» AIM OF THE EXERCISE: Return the records, each one exactly as written.

» Records that describe figures:
+ + + +

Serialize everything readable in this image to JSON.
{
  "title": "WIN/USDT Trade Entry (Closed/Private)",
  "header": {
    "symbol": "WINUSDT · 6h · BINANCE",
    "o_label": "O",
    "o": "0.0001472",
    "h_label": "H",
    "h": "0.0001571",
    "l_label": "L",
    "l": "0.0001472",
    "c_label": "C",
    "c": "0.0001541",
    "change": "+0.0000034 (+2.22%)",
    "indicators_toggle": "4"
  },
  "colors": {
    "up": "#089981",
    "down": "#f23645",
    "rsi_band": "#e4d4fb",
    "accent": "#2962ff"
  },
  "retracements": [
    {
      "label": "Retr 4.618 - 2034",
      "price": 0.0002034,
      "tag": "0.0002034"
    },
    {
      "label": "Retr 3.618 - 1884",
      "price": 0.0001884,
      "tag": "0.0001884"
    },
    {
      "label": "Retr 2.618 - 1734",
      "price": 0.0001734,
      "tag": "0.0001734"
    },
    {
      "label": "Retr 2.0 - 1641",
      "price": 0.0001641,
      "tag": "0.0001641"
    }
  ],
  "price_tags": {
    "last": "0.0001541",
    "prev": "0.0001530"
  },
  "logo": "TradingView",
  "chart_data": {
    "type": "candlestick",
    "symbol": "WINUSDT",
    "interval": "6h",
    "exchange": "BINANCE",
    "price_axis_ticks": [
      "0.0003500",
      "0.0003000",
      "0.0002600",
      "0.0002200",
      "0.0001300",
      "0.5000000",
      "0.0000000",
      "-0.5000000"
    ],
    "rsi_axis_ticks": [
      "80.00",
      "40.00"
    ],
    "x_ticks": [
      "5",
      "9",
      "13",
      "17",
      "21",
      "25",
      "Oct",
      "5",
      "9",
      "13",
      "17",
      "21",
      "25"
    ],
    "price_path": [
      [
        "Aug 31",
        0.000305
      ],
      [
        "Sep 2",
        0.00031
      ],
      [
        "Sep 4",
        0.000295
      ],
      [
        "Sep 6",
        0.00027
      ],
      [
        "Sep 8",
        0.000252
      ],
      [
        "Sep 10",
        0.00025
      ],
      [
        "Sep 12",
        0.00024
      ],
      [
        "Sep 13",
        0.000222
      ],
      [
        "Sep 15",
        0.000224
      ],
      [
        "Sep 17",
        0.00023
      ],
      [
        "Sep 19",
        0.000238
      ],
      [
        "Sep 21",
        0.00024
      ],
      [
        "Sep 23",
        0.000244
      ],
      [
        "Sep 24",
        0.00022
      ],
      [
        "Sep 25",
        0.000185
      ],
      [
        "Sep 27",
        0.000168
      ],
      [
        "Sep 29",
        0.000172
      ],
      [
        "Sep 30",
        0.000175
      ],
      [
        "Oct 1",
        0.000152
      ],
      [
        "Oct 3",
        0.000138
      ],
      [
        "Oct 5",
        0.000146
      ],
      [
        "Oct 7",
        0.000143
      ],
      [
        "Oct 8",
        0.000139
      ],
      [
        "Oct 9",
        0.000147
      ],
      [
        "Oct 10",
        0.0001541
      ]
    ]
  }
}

+ + + +

» CORRECT RESULT:
Serialize everything readable in this image to JSON.
{
  "title": "WIN/USDT Trade Entry (Closed/Private)",
  "header": {
    "symbol": "WINUSDT · 6h · BINANCE",
    "o_label": "O",
    "o": "0.0001472",
    "h_label": "H",
    "h": "0.0001571",
    "l_label": "L",
    "l": "0.0001472",
    "c_label": "C",
    "c": "0.0001541",
    "change": "+0.0000034 (+2.22%)",
    "indicators_toggle": "4"
  },
  "colors": {
    "up": "#089981",
    "down": "#f23645",
    "rsi_band": "#e4d4fb",
    "accent": "#2962ff"
  },
  "retracements": [
    {
      "label": "Retr 4.618 - 2034",
      "price": 0.0002034,
      "tag": "0.0002034"
    },
    {
      "label": "Retr 3.618 - 1884",
      "price": 0.0001884,
      "tag": "0.0001884"
    },
    {
      "label": "Retr 2.618 - 1734",
      "price": 0.0001734,
      "tag": "0.0001734"
    },
    {
      "label": "Retr 2.0 - 1641",
      "price": 0.0001641,
      "tag": "0.0001641"
    }
  ],
  "price_tags": {
    "last": "0.0001541",
    "prev": "0.0001530"
  },
  "logo": "TradingView",
  "chart_data": {
    "type": "candlestick",
    "symbol": "WINUSDT",
    "interval": "6h",
    "exchange": "BINANCE",
    "price_axis_ticks": [
      "0.0003500",
      "0.0003000",
      "0.0002600",
      "0.0002200",
      "0.0001300",
      "0.5000000",
      "0.0000000",
      "-0.5000000"
    ],
    "rsi_axis_ticks": [
      "80.00",
      "40.00"
    ],
    "x_ticks": [
      "5",
      "9",
      "13",
      "17",
      "21",
      "25",
      "Oct",
      "5",
      "9",
      "13",
      "17",
      "21",
      "25"
    ],
    "price_path": [
      [
        "Aug 31",
        0.000305
      ],
      [
        "Sep 2",
        0.00031
      ],
      [
        "Sep 4",
        0.000295
      ],
      [
        "Sep 6",
        0.00027
      ],
      [
        "Sep 8",
        0.000252
      ],
      [
        "Sep 10",
        0.00025
      ],
      [
        "Sep 12",
        0.00024
      ],
      [
        "Sep 13",
        0.000222
      ],
      [
        "Sep 15",
        0.000224
      ],
      [
        "Sep 17",
        0.00023
      ],
      [
        "Sep 19",
        0.000238
      ],
      [
        "Sep 21",
        0.00024
      ],
      [
        "Sep 23",
        0.000244
      ],
      [
        "Sep 24",
        0.00022
      ],
      [
        "Sep 25",
        0.000185
      ],
      [
        "Sep 27",
        0.000168
      ],
      [
        "Sep 29",
        0.000172
      ],
      [
        "Sep 30",
        0.000175
      ],
      [
        "Oct 1",
        0.000152
      ],
      [
        "Oct 3",
        0.000138
      ],
      [
        "Oct 5",
        0.000146
      ],
      [
        "Oct 7",
        0.000143
      ],
      [
        "Oct 8",
        0.000139
      ],
      [
        "Oct 9",
        0.000147
      ],
      [
        "Oct 10",
        0.0001541
      ]
    ]
  }
}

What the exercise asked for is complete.